◆ **AIM OF THE TASK**:
Look for "Lake" in the listing below. Gather each line that contains it.

Data records:

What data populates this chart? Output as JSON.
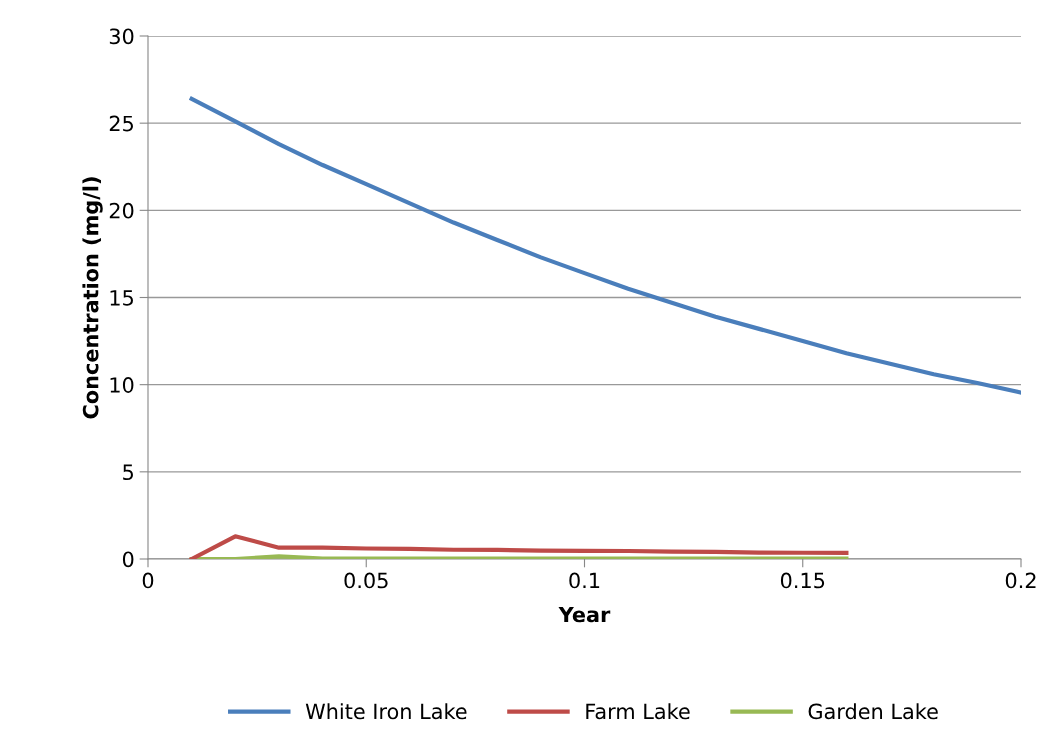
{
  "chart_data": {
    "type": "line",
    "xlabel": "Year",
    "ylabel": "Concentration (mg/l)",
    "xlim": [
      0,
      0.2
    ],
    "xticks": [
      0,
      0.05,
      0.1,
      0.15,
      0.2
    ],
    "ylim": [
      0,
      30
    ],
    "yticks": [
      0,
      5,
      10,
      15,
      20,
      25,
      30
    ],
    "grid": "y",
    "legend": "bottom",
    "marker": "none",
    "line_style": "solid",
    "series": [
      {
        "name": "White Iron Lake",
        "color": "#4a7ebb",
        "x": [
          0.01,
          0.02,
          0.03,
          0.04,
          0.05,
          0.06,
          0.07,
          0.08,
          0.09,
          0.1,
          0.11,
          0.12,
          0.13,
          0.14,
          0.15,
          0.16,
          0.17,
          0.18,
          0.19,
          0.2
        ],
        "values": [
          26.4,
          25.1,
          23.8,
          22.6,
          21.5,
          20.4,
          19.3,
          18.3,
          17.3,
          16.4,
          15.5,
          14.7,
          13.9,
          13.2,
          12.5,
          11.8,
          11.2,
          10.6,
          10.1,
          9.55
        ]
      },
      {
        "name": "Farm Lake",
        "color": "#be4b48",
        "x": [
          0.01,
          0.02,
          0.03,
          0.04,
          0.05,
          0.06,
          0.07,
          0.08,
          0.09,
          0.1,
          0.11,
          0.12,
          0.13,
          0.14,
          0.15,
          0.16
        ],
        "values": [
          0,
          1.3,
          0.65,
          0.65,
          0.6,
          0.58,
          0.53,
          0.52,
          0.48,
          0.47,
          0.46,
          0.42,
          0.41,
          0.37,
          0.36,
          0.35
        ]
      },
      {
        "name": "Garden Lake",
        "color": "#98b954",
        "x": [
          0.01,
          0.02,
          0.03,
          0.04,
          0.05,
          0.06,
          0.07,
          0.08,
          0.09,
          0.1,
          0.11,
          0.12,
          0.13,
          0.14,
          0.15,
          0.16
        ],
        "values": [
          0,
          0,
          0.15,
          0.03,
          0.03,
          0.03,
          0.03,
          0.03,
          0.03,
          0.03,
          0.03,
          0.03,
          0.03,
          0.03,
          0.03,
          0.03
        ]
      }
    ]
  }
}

◆ **THE ANSWER**:
        "name": "White Iron Lake",
        "name": "Farm Lake",
        "name": "Garden Lake",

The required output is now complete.